- Records:
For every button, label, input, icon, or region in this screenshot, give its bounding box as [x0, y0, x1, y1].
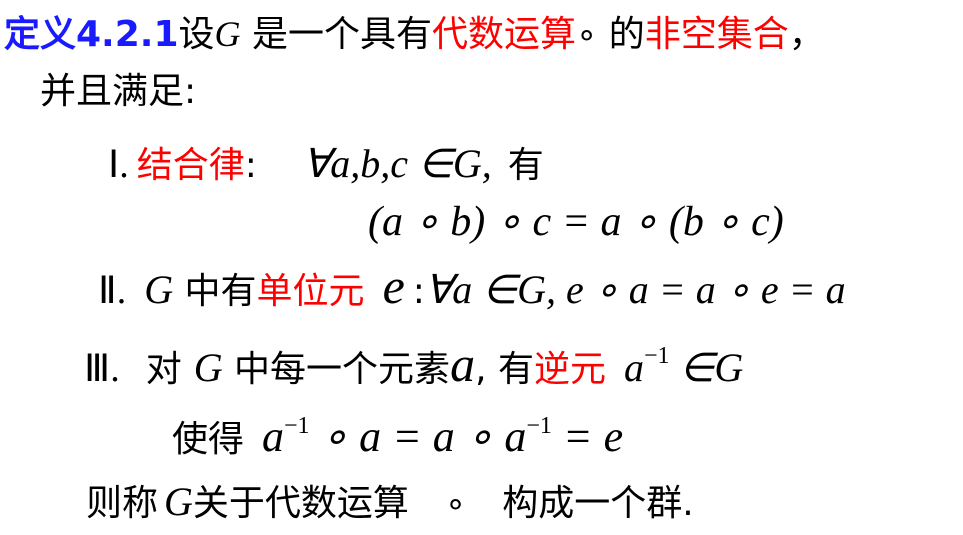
axiom-1-number: Ⅰ.: [108, 144, 129, 186]
nonempty-set-term: 非空集合: [644, 14, 789, 55]
inverse-formula-line: 使得 a−1 ∘ a = a ∘ a−1 = e: [172, 406, 623, 460]
definition-label: 定义4.2.1: [4, 14, 179, 55]
identity-symbol-e: e: [382, 258, 405, 314]
axiom-3-set-g: G: [193, 345, 223, 390]
axiom-3-dui: 对: [145, 349, 182, 390]
associativity-term: 结合律: [136, 145, 245, 186]
axiom-2-set-g: G: [144, 267, 174, 312]
inverse-formula-exp-1: −1: [284, 413, 310, 439]
set-symbol-g: G: [214, 14, 241, 54]
operation-symbol: ∘: [575, 17, 598, 54]
conclusion-text-1: 则称: [86, 483, 159, 524]
definition-text-3: 的: [597, 14, 645, 55]
slide: { "def": { "label": "定义4.2.1", "t1": "设"…: [0, 0, 963, 535]
identity-formula: ∀a ∈G, e ∘ a = a ∘ e = a: [424, 267, 846, 312]
definition-comma: ，: [788, 14, 825, 55]
axiom-2-text: 中有: [173, 271, 257, 312]
conclusion-text-3: 构成一个群.: [502, 483, 694, 524]
definition-line-2: 并且满足:: [40, 71, 197, 112]
conclusion-operation-symbol: ∘: [444, 486, 467, 523]
shi-de-text: 使得: [172, 419, 245, 460]
axiom-1-condition: ∀a,b,c ∈G,: [302, 141, 492, 186]
inverse-symbol: a: [623, 345, 644, 390]
axiom-2-line: Ⅱ. G 中有单位元 e:∀a ∈G, e ∘ a = a ∘ e = a: [98, 261, 846, 312]
definition-text-she: 设: [178, 14, 215, 55]
axiom-3-line: Ⅲ. 对 G 中每一个元素a, 有逆元 a−1 ∈G: [84, 336, 743, 390]
axiom-3-text: 中每一个元素: [222, 349, 451, 390]
axiom-1-header: Ⅰ. 结合律: ∀a,b,c ∈G, 有: [108, 144, 544, 186]
associativity-formula: (a ∘ b) ∘ c = a ∘ (b ∘ c): [368, 199, 784, 245]
axiom-2-colon: :: [412, 271, 425, 312]
conclusion-set-g: G: [164, 479, 193, 524]
inverse-formula-exp-2: −1: [526, 413, 552, 439]
element-symbol-a: a: [450, 336, 476, 392]
inverse-formula-end: = e: [551, 412, 624, 461]
inverse-exponent: −1: [643, 343, 670, 369]
definition-text-2: 是一个具有: [240, 14, 432, 55]
conclusion-line: 则称 G关于代数运算 ∘ 构成一个群.: [86, 482, 694, 525]
identity-element-term: 单位元: [256, 271, 365, 312]
inverse-element-term: 逆元: [533, 349, 606, 390]
inverse-formula-middle: ∘ a = a ∘ a: [309, 412, 527, 461]
inverse-formula-a: a: [262, 412, 285, 461]
axiom-1-colon: :: [244, 145, 257, 186]
axiom-3-you: , 有: [475, 349, 534, 390]
axiom-2-number: Ⅱ.: [98, 270, 127, 312]
axiom-1-you: 有: [507, 145, 544, 186]
inverse-in-g: ∈G: [669, 345, 744, 390]
axiom-3-number: Ⅲ.: [84, 348, 120, 390]
definition-line-1: 定义4.2.1设G 是一个具有代数运算∘ 的非空集合，: [4, 14, 825, 56]
conclusion-text-2: 关于代数运算: [192, 483, 409, 524]
algebraic-operation-term: 代数运算: [431, 14, 576, 55]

- Exercise:
Rewrite the material above as a numbered list with one line per item, leaving out blank lines. Omit the picture from your answer.

- Written solution:
1. For every button, label, input, icon, or region in this screenshot, give its bounding box as [x0, y0, x1, y1].
2. axiom-1-number: Ⅰ.: [108, 144, 129, 186]
3. nonempty-set-term: 非空集合: [644, 14, 789, 55]
4. inverse-formula-line: 使得 a−1 ∘ a = a ∘ a−1 = e: [172, 406, 623, 460]
5. definition-label: 定义4.2.1: [4, 14, 179, 55]
6. identity-symbol-e: e: [382, 258, 405, 314]
7. axiom-3-set-g: G: [193, 345, 223, 390]
8. axiom-3-dui: 对: [145, 349, 182, 390]
9. associativity-term: 结合律: [136, 145, 245, 186]
10. axiom-2-set-g: G: [144, 267, 174, 312]
11. inverse-formula-exp-1: −1: [284, 413, 310, 439]
12. set-symbol-g: G: [214, 14, 241, 54]
13. operation-symbol: ∘: [575, 17, 598, 54]
14. conclusion-text-1: 则称: [86, 483, 159, 524]
15. definition-text-3: 的: [597, 14, 645, 55]
16. slide: { "def": { "label": "定义4.2.1", "t1": "设"…: [0, 0, 963, 535]
17. identity-formula: ∀a ∈G, e ∘ a = a ∘ e = a: [424, 267, 846, 312]
18. definition-comma: ，: [788, 14, 825, 55]
19. axiom-2-text: 中有: [173, 271, 257, 312]
20. conclusion-text-3: 构成一个群.: [502, 483, 694, 524]
21. definition-line-2: 并且满足:: [40, 71, 197, 112]
22. conclusion-operation-symbol: ∘: [444, 486, 467, 523]
23. shi-de-text: 使得: [172, 419, 245, 460]
24. axiom-1-condition: ∀a,b,c ∈G,: [302, 141, 492, 186]
25. inverse-symbol: a: [623, 345, 644, 390]
26. axiom-2-line: Ⅱ. G 中有单位元 e:∀a ∈G, e ∘ a = a ∘ e = a: [98, 261, 846, 312]
27. definition-text-she: 设: [178, 14, 215, 55]
28. axiom-3-line: Ⅲ. 对 G 中每一个元素a, 有逆元 a−1 ∈G: [84, 336, 743, 390]
29. axiom-3-text: 中每一个元素: [222, 349, 451, 390]
30. axiom-1-header: Ⅰ. 结合律: ∀a,b,c ∈G, 有: [108, 144, 544, 186]
31. associativity-formula: (a ∘ b) ∘ c = a ∘ (b ∘ c): [368, 199, 784, 245]
32. axiom-2-colon: :: [412, 271, 425, 312]
33. conclusion-set-g: G: [164, 479, 193, 524]
34. inverse-formula-exp-2: −1: [526, 413, 552, 439]
35. element-symbol-a: a: [450, 336, 476, 392]
36. inverse-formula-end: = e: [551, 412, 624, 461]
37. inverse-exponent: −1: [643, 343, 670, 369]
38. definition-text-2: 是一个具有: [240, 14, 432, 55]
39. conclusion-line: 则称 G关于代数运算 ∘ 构成一个群.: [86, 482, 694, 525]
40. identity-element-term: 单位元: [256, 271, 365, 312]
41. inverse-element-term: 逆元: [533, 349, 606, 390]
42. inverse-formula-middle: ∘ a = a ∘ a: [309, 412, 527, 461]
43. inverse-formula-a: a: [262, 412, 285, 461]
44. axiom-1-colon: :: [244, 145, 257, 186]
45. axiom-3-you: , 有: [475, 349, 534, 390]
46. axiom-2-number: Ⅱ.: [98, 270, 127, 312]
47. axiom-1-you: 有: [507, 145, 544, 186]
48. inverse-in-g: ∈G: [669, 345, 744, 390]
49. axiom-3-number: Ⅲ.: [84, 348, 120, 390]
50. definition-line-1: 定义4.2.1设G 是一个具有代数运算∘ 的非空集合，: [4, 14, 825, 56]
51. conclusion-text-2: 关于代数运算: [192, 483, 409, 524]
52. algebraic-operation-term: 代数运算: [431, 14, 576, 55]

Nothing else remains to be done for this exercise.